> [SHORT PROBLEM]: From the listing below, pull out every line where the string "name" appears.

> [RAW RECORDS]:
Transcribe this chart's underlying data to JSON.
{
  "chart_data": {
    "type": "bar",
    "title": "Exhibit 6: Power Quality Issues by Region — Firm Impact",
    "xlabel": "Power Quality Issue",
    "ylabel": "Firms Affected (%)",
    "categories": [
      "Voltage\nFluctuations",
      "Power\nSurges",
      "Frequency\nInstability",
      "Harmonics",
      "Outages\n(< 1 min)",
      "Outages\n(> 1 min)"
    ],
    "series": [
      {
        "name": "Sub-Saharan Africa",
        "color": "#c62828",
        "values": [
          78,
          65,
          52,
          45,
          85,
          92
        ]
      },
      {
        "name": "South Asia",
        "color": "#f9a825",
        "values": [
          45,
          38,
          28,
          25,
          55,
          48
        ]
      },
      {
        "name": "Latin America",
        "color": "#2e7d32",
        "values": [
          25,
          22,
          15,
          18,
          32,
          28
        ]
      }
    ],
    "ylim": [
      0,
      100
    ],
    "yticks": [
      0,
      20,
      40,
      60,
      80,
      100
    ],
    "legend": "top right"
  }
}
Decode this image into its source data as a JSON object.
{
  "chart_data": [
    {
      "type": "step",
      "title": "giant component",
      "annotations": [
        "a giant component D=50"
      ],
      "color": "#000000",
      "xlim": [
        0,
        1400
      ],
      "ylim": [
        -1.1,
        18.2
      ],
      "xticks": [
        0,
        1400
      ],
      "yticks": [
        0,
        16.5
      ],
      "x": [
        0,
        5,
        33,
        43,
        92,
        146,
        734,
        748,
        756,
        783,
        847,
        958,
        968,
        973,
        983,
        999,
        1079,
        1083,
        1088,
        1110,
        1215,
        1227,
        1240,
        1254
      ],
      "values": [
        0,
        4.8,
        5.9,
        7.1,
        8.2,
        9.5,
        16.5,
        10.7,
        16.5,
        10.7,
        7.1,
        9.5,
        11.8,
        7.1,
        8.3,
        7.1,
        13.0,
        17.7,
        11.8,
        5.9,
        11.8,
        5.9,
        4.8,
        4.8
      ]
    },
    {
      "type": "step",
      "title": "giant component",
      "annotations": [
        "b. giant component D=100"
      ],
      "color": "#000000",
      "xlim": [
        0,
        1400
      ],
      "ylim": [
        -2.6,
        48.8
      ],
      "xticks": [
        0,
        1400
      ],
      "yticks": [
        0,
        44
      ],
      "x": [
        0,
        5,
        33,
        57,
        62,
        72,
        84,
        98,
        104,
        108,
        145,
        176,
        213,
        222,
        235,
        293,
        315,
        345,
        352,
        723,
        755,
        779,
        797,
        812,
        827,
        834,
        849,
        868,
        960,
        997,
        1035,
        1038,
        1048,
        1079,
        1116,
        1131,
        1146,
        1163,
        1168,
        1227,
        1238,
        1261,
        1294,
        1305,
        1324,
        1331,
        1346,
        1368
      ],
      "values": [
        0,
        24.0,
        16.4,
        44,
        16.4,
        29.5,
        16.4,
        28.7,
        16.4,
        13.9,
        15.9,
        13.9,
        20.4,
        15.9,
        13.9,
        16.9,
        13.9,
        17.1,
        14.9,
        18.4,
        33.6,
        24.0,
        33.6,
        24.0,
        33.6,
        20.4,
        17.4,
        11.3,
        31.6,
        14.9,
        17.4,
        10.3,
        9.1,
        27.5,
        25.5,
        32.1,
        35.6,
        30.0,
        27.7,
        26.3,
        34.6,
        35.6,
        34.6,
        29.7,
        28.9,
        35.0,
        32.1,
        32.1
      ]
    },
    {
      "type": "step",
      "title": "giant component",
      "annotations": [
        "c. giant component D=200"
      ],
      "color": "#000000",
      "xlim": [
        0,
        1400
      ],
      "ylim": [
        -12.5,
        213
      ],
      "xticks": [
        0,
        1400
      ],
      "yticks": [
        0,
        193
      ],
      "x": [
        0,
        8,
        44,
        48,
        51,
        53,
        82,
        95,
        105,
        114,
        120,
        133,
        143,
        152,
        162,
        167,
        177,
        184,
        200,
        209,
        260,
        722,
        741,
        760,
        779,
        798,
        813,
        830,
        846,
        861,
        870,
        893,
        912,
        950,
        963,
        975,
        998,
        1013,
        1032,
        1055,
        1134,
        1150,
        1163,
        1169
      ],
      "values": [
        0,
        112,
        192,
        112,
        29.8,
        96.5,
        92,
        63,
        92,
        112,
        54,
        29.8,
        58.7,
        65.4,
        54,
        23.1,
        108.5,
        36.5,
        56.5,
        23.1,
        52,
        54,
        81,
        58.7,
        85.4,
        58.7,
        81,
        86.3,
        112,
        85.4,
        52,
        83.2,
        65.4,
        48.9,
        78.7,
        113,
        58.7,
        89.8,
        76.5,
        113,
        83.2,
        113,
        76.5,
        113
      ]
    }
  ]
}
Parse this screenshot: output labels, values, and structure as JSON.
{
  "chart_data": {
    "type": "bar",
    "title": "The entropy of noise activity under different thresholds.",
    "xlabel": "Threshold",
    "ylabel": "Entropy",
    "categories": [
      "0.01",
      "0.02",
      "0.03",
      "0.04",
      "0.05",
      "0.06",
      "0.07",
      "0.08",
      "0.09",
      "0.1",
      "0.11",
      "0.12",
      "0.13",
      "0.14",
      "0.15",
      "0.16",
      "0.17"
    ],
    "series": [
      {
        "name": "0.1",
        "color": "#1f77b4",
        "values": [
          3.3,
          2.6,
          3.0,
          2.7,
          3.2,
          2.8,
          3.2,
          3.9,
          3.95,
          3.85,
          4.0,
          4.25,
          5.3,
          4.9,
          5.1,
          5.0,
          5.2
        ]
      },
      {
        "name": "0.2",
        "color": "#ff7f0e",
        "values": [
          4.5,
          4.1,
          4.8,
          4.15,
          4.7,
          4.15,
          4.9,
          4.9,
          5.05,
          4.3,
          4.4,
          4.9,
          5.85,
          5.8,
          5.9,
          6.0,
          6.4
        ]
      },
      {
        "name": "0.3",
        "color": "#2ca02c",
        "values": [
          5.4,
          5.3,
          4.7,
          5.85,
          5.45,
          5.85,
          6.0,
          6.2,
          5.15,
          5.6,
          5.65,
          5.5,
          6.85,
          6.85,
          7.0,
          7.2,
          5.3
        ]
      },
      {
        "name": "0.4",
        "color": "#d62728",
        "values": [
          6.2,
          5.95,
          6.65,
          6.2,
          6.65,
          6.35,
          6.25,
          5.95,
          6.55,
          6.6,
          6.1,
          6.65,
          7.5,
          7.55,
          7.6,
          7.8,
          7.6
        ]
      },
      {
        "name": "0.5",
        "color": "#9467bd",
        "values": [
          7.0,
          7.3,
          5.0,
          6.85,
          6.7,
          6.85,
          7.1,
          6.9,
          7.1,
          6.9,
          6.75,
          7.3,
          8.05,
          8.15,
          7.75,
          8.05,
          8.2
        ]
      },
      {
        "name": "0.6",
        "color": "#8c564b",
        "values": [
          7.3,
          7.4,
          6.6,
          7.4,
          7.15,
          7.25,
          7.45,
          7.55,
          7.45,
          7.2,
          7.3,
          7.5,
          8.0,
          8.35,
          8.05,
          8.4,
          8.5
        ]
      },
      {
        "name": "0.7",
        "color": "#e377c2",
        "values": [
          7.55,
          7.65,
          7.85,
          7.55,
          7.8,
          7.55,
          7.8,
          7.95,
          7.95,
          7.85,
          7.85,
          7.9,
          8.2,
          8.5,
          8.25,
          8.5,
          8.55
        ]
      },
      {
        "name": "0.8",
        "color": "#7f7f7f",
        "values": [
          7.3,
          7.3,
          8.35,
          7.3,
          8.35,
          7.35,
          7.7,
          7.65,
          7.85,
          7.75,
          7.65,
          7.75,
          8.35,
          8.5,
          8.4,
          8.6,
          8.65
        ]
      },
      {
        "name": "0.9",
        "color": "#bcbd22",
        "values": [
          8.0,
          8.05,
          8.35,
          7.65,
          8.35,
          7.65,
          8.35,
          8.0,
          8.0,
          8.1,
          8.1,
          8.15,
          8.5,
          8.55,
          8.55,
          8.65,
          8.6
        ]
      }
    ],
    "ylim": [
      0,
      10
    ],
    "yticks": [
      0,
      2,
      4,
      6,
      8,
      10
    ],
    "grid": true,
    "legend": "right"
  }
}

> [ANSWER TO THIS TASK]:
        "name": "Sub-Saharan Africa",
        "name": "South Asia",
        "name": "Latin America",
        "name": "0.1",
        "name": "0.2",
        "name": "0.3",
        "name": "0.4",
        "name": "0.5",
        "name": "0.6",
        "name": "0.7",
        "name": "0.8",
        "name": "0.9",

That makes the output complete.